É saudade que funciona como utopia. Melhor: é saudade como móbile de uma ação que se orienta para o tempo dos antepassados e que deseja recriar o ‘espírito’ do tempo dos ancestrais. É saudade no sentido que o negro-africano e descendentes mantém um elo com sua tradição, mesmo que esse elo não se dê num vínculo institucional ou de pertencimento a uma nação, identidade ou religião (Oliveira, 2007, p. 228).

Oliveira (2007) ressalta ainda que o motivo da saudade é o tempo, saudades de um tempo que não se viu e a esperança do tempo que está por vir. Essa percepção do tempo dá materialidade aos batuques como performances negra. Felisberta, suceira de Natividade, traz em sua fala a dimensão da ancestralidade de que trata o autor:

[...] Era como se eles estivessem acordando os deuses ancestrais, era revivendo coisas da terra deles, matando um pouco a saudades, porque eles cantavam também pra natureza. [...] (Felisberta, maio, 2013 apud Rosa, 2015 p. 45)1.

O conceito de ancestralidade pode então ser pensado, sobretudo a partir da contribuição de Oliveira (2007) como um pensamento cultural que parte do corpo para uma existência coletiva, pois é o corpo o lócus da experiência em que a memória reside. A ancestralidade não é assim uma volta ao passado, ao contrário disso trata-se de uma atualização da tradição na experiência do corpo. No corpo se inscreve um processo de transformação da tradição a partir de trocas com o ambiente. Há nas manifestações corporais negro-africanas um arsenal de códigos que compõem a memória coletiva e que, na Suça, tem como potência geradora a ancestralidade, ampliando a compreensão dos batuques para além do sentido somente de resistência.

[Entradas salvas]

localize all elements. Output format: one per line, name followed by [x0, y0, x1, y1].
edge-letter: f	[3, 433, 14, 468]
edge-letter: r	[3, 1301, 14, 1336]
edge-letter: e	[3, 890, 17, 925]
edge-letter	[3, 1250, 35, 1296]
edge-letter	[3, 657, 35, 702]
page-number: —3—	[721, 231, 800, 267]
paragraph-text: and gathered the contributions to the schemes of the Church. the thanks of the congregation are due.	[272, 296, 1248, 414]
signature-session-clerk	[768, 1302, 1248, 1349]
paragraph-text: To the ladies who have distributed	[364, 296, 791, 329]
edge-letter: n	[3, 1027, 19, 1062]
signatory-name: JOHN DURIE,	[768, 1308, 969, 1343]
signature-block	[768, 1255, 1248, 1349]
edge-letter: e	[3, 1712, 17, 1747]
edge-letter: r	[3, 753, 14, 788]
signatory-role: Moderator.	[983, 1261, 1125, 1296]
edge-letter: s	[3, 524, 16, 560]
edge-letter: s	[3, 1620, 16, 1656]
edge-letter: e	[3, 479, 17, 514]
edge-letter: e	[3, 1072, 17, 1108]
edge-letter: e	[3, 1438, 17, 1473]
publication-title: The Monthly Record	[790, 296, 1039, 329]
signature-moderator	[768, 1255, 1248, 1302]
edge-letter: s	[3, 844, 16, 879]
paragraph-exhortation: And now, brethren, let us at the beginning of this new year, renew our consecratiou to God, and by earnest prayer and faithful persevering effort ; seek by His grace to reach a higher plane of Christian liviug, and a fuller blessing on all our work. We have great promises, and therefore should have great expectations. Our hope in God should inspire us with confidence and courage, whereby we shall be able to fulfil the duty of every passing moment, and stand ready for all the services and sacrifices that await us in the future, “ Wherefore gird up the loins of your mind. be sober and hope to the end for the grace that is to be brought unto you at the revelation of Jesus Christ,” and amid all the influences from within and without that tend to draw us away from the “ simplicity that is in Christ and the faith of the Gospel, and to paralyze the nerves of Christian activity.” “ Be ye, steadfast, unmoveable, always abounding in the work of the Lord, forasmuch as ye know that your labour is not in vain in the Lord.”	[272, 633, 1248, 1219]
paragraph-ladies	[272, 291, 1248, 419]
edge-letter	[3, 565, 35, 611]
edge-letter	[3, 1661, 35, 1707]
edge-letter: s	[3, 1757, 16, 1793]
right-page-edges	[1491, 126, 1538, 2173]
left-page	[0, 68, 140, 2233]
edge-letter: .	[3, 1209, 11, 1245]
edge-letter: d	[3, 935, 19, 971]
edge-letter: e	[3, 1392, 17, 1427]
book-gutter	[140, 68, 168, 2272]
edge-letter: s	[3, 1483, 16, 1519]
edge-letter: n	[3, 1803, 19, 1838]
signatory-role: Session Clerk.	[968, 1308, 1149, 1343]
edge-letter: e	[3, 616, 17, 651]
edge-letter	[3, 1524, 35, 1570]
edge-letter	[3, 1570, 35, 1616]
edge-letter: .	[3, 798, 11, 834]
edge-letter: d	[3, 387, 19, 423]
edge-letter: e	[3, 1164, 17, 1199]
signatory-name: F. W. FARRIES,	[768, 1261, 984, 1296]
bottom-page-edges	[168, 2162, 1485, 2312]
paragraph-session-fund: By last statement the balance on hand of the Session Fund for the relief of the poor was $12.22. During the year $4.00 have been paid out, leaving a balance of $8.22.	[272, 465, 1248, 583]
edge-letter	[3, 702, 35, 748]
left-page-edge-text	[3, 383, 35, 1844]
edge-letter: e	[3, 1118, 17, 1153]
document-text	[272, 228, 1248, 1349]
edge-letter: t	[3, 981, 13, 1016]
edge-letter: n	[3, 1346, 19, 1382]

■ **Tarefa**: Estenda o texto sobre ancestralidade nos batuques da Suça, continuando a partir da última frase. As linhas não têm papel algum aqui.

■ **Resposta do exercício**:
A Suça é um saber que resiste, transforma e se recria pelo corpo e no corpo. A Suça é assim, uma performance negra (Rosa, 2015, p. 45-46).

Em sociedades e culturas em que a dança é forma de oração e que os próprios deuses se apresentam dançando, é possível reconhecer a centralidade conceitual e simbólica do corpo. Desse modo, a dança no batuque, como também em outras manifestações expressivas afro-brasileiras, é construída por uma dramaturgia do corpo tecida pela ancestralidade.

A Suça: batuque no centro-oeste brasileiro

Também chamada de súcia, sussa, sússia, a dança da Suça tem como matriz os batuques herdados do período da escravização e da exploração do ouro no estado de Goiás. A presença dessa dança no Norte de Goiás e Tocantins marca a influência negra na cultura popular do centro oeste, facilmente designada por sua forte influência caipira.

Suça é barulho, é alegria, é zoada como a gente fala. É isso que é a Suça, é um batuque de senzala (Felisberta, Inventário da Suça, 2011)2.

Conforme discussão apresentada em Rosa (2015), a cartografia geográfica da Suça na região de Goiás e Tocantins formou-se pelas rotas de fuga dos escravizados durante o período colonial. Para Karash (1996), o fato de eles trabalharem em regiões mineradoras com poucos homens para vigiar; um tipo de terreno que permitia esconderijos naturais e a presença de três grandes rios - o Araguaia a oeste, o Tocantins a leste e o Paranã, ligados a inúmeros afluentes, permitiram constantes fugas de escravos e formação de comunidades quilombolas.

Outros escravos das lavras fugiam para as montanhas e planaltos. Os montes Pireneus, atrás de Meia Ponte (hoje Pirenópolis), a Serra Dourada, perto de Vila Boa, e as chapadas perto de Arraias ofereciam possibilidades sem limites de refúgio. Embora os cerrados tornassem a fuga mais difícil, se os fugitivos alcançassem as matas, galerias e bosques de buritis que margeavam pequenos córregos, poderiam segui-los para escapar à perseguição dos capitães-do-mato. Em outras áreas, existiam ainda matas extensas no século XVIII, especialmente no norte, entre os rios Araguaia e Tocantins, onde os quilombolas eram frequentemente localizados e atacados, principalmente nas florestas densas, montanhas inexploradas, cerrados espinhosos, manguezais infestados por mosquitos, ilhas escondidas, inúmeros rios e muita distância dos Brancos; tinham, enfim, locais onde levantar quilombos e viver em liberdade (Karash, 1996, p. 245).

Esse dado é importante na compreensão da Suça, territorialmente, já que esta se situa, justamente, à leste dos estados de Goiás e Tocantins, havendo uma possível relação de sua constituição com o rio Tocantins e a formação tanto de comunidades quilombolas quanto de cidades, como Natividade.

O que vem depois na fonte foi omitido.